» Supplied information:
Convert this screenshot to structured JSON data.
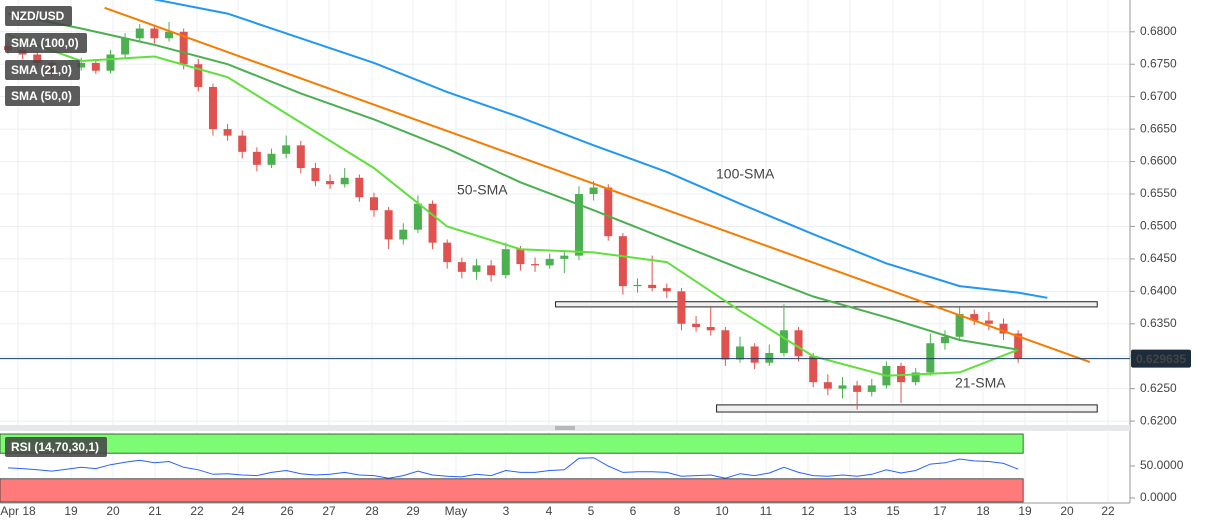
{
  "chart_data": {
    "type": "candlestick",
    "title": "NZD/USD",
    "up_color": "#4caf50",
    "down_color": "#e0524f",
    "ylim": [
      0.6194,
      0.6849
    ],
    "yticks": [
      {
        "value": 0.68,
        "label": "0.6800"
      },
      {
        "value": 0.675,
        "label": "0.6750"
      },
      {
        "value": 0.67,
        "label": "0.6700"
      },
      {
        "value": 0.665,
        "label": "0.6650"
      },
      {
        "value": 0.66,
        "label": "0.6600"
      },
      {
        "value": 0.655,
        "label": "0.6550"
      },
      {
        "value": 0.65,
        "label": "0.6500"
      },
      {
        "value": 0.645,
        "label": "0.6450"
      },
      {
        "value": 0.64,
        "label": "0.6400"
      },
      {
        "value": 0.635,
        "label": "0.6350"
      },
      {
        "value": 0.63,
        "label": "0.6300"
      },
      {
        "value": 0.625,
        "label": "0.6250"
      },
      {
        "value": 0.62,
        "label": "0.6200"
      }
    ],
    "grid": true,
    "x_labels": [
      "Apr 18",
      "19",
      "20",
      "21",
      "22",
      "24",
      "26",
      "27",
      "28",
      "29",
      "May",
      "3",
      "4",
      "5",
      "6",
      "8",
      "10",
      "11",
      "12",
      "13",
      "15",
      "17",
      "18",
      "19",
      "20",
      "22"
    ],
    "last_price": 0.629635,
    "candles": [
      [
        0.6778,
        0.6785,
        0.6766,
        0.6772
      ],
      [
        0.6772,
        0.6778,
        0.6758,
        0.6765
      ],
      [
        0.6765,
        0.677,
        0.6745,
        0.6752
      ],
      [
        0.6752,
        0.6756,
        0.673,
        0.6738
      ],
      [
        0.6738,
        0.6752,
        0.6733,
        0.6745
      ],
      [
        0.6745,
        0.676,
        0.674,
        0.6752
      ],
      [
        0.6752,
        0.6758,
        0.6735,
        0.674
      ],
      [
        0.674,
        0.6772,
        0.6736,
        0.6765
      ],
      [
        0.6765,
        0.6798,
        0.676,
        0.679
      ],
      [
        0.679,
        0.6812,
        0.6784,
        0.6805
      ],
      [
        0.6805,
        0.681,
        0.6782,
        0.679
      ],
      [
        0.679,
        0.6815,
        0.6785,
        0.68
      ],
      [
        0.68,
        0.6805,
        0.6742,
        0.675
      ],
      [
        0.675,
        0.6758,
        0.6708,
        0.6715
      ],
      [
        0.6715,
        0.672,
        0.664,
        0.665
      ],
      [
        0.665,
        0.6658,
        0.6632,
        0.664
      ],
      [
        0.664,
        0.6648,
        0.6605,
        0.6615
      ],
      [
        0.6615,
        0.6622,
        0.6585,
        0.6595
      ],
      [
        0.6595,
        0.662,
        0.659,
        0.6612
      ],
      [
        0.6612,
        0.664,
        0.6605,
        0.6625
      ],
      [
        0.6625,
        0.6632,
        0.6582,
        0.659
      ],
      [
        0.659,
        0.6598,
        0.6562,
        0.657
      ],
      [
        0.657,
        0.658,
        0.6558,
        0.6565
      ],
      [
        0.6565,
        0.659,
        0.656,
        0.6575
      ],
      [
        0.6575,
        0.658,
        0.6538,
        0.6545
      ],
      [
        0.6545,
        0.6552,
        0.6515,
        0.6525
      ],
      [
        0.6525,
        0.653,
        0.6465,
        0.648
      ],
      [
        0.648,
        0.6505,
        0.6472,
        0.6495
      ],
      [
        0.6495,
        0.6548,
        0.649,
        0.6535
      ],
      [
        0.6535,
        0.654,
        0.6465,
        0.6475
      ],
      [
        0.6475,
        0.648,
        0.6435,
        0.6445
      ],
      [
        0.6445,
        0.6452,
        0.642,
        0.643
      ],
      [
        0.643,
        0.645,
        0.6418,
        0.644
      ],
      [
        0.644,
        0.6448,
        0.6415,
        0.6425
      ],
      [
        0.6425,
        0.6475,
        0.642,
        0.6465
      ],
      [
        0.6465,
        0.647,
        0.6432,
        0.6442
      ],
      [
        0.6442,
        0.6452,
        0.643,
        0.644
      ],
      [
        0.644,
        0.6458,
        0.6435,
        0.645
      ],
      [
        0.645,
        0.6462,
        0.6428,
        0.6455
      ],
      [
        0.6455,
        0.6562,
        0.6448,
        0.655
      ],
      [
        0.655,
        0.657,
        0.654,
        0.656
      ],
      [
        0.656,
        0.6565,
        0.6478,
        0.6485
      ],
      [
        0.6485,
        0.649,
        0.6395,
        0.6408
      ],
      [
        0.6408,
        0.642,
        0.6398,
        0.641
      ],
      [
        0.641,
        0.6455,
        0.64,
        0.6405
      ],
      [
        0.6405,
        0.6412,
        0.639,
        0.64
      ],
      [
        0.64,
        0.6405,
        0.634,
        0.635
      ],
      [
        0.635,
        0.6362,
        0.6338,
        0.6345
      ],
      [
        0.6345,
        0.6375,
        0.6332,
        0.634
      ],
      [
        0.634,
        0.6345,
        0.6285,
        0.6295
      ],
      [
        0.6295,
        0.633,
        0.629,
        0.6315
      ],
      [
        0.6315,
        0.632,
        0.628,
        0.629
      ],
      [
        0.629,
        0.6318,
        0.6285,
        0.6305
      ],
      [
        0.6305,
        0.638,
        0.63,
        0.634
      ],
      [
        0.634,
        0.6345,
        0.6292,
        0.63
      ],
      [
        0.63,
        0.6305,
        0.6252,
        0.626
      ],
      [
        0.626,
        0.6272,
        0.624,
        0.625
      ],
      [
        0.625,
        0.6268,
        0.6235,
        0.6255
      ],
      [
        0.6255,
        0.6262,
        0.6218,
        0.6245
      ],
      [
        0.6245,
        0.6265,
        0.6238,
        0.6255
      ],
      [
        0.6255,
        0.6292,
        0.625,
        0.6285
      ],
      [
        0.6285,
        0.629,
        0.6228,
        0.626
      ],
      [
        0.626,
        0.6282,
        0.6255,
        0.6275
      ],
      [
        0.6275,
        0.6335,
        0.627,
        0.632
      ],
      [
        0.632,
        0.634,
        0.631,
        0.633
      ],
      [
        0.633,
        0.6375,
        0.6325,
        0.6365
      ],
      [
        0.6365,
        0.6372,
        0.6348,
        0.6355
      ],
      [
        0.6355,
        0.6368,
        0.634,
        0.635
      ],
      [
        0.635,
        0.6358,
        0.6325,
        0.6335
      ],
      [
        0.6335,
        0.634,
        0.629,
        0.6296
      ]
    ],
    "series": [
      {
        "name": "SMA (100,0)",
        "annotation": "100-SMA",
        "color": "#2196f3",
        "x": [
          10,
          15,
          20,
          25,
          30,
          35,
          40,
          45,
          50,
          55,
          60,
          65,
          69,
          71
        ],
        "values": [
          0.685,
          0.6828,
          0.679,
          0.6752,
          0.6707,
          0.6668,
          0.6625,
          0.6584,
          0.6535,
          0.6488,
          0.6443,
          0.6408,
          0.6398,
          0.639
        ]
      },
      {
        "name": "SMA (21,0)",
        "annotation": "21-SMA",
        "color": "#5fe03a",
        "x": [
          0,
          5,
          10,
          15,
          20,
          25,
          30,
          35,
          40,
          45,
          50,
          55,
          60,
          65,
          69
        ],
        "values": [
          0.6795,
          0.6755,
          0.6762,
          0.673,
          0.666,
          0.659,
          0.65,
          0.6465,
          0.646,
          0.6445,
          0.637,
          0.63,
          0.627,
          0.6275,
          0.631
        ]
      },
      {
        "name": "SMA (50,0)",
        "annotation": "50-SMA",
        "color": "#4caf50",
        "x": [
          0,
          5,
          10,
          15,
          20,
          25,
          30,
          35,
          40,
          45,
          50,
          55,
          60,
          65,
          69
        ],
        "values": [
          0.6828,
          0.6805,
          0.678,
          0.675,
          0.6705,
          0.6665,
          0.662,
          0.6568,
          0.6525,
          0.648,
          0.6435,
          0.6392,
          0.636,
          0.6325,
          0.631
        ]
      }
    ],
    "trendline": {
      "color": "#f57c00",
      "x": [
        6.6,
        73.9
      ],
      "values": [
        0.6837,
        0.6291
      ]
    },
    "zones": [
      {
        "x": [
          37.4,
          74.4
        ],
        "y": [
          0.6376,
          0.6384
        ]
      },
      {
        "x": [
          48.4,
          74.4
        ],
        "y": [
          0.6214,
          0.6225
        ]
      }
    ],
    "rsi": {
      "name": "RSI (14,70,30,1)",
      "color": "#2962ff",
      "ylim": [
        0,
        100
      ],
      "yticks": [
        {
          "value": 50,
          "label": "50.0000"
        },
        {
          "value": 0,
          "label": "0.0000"
        }
      ],
      "overbought": 70,
      "oversold": 30,
      "overbought_color": "#7cfc72",
      "oversold_color": "#ff7b7b",
      "values": [
        47,
        46,
        44,
        42,
        45,
        48,
        46,
        52,
        56,
        59,
        55,
        57,
        48,
        44,
        37,
        38,
        36,
        35,
        40,
        43,
        38,
        36,
        37,
        40,
        36,
        35,
        31,
        35,
        42,
        36,
        34,
        33,
        37,
        35,
        43,
        40,
        40,
        43,
        44,
        62,
        63,
        50,
        40,
        41,
        41,
        40,
        34,
        35,
        36,
        31,
        38,
        35,
        39,
        48,
        40,
        35,
        34,
        36,
        34,
        37,
        44,
        39,
        43,
        53,
        55,
        61,
        58,
        57,
        54,
        45
      ]
    }
  }
}
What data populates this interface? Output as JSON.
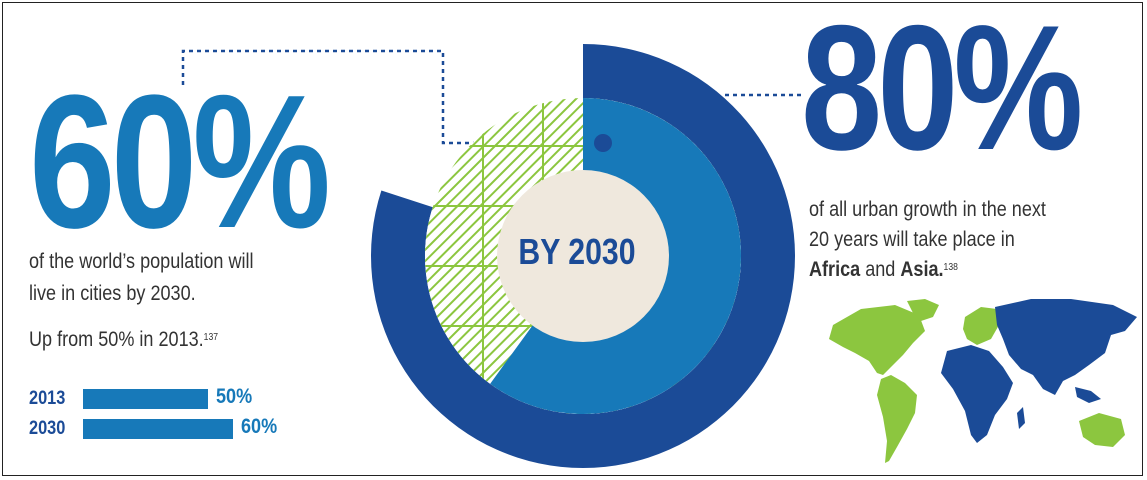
{
  "colors": {
    "dark_blue": "#1b4b97",
    "mid_blue": "#1779b9",
    "green": "#8cc63f",
    "cream": "#efe8dd"
  },
  "left": {
    "big_number": "60%",
    "line1": "of the world’s population will",
    "line2": "live in cities by 2030.",
    "note": "Up from 50% in 2013.",
    "note_ref": "137"
  },
  "center": {
    "label": "BY 2030"
  },
  "right": {
    "big_number": "80%",
    "line1": "of all urban growth in the next",
    "line2": "20 years will take place in",
    "line3_region1": "Africa",
    "line3_and": " and ",
    "line3_region2": "Asia.",
    "line3_ref": "138"
  },
  "chart_data": [
    {
      "type": "bar",
      "categories": [
        "2013",
        "2030"
      ],
      "values": [
        50,
        60
      ],
      "value_labels": [
        "50%",
        "60%"
      ]
    },
    {
      "type": "pie",
      "rings": [
        {
          "name": "60%",
          "value": 60
        },
        {
          "name": "80%",
          "value": 80
        }
      ]
    }
  ]
}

» What to do: In the listing, find each line with the string "will" and copy it.

» Answer:
    "line1": "of the world’s population will",
    "line2": "20 years will take place in",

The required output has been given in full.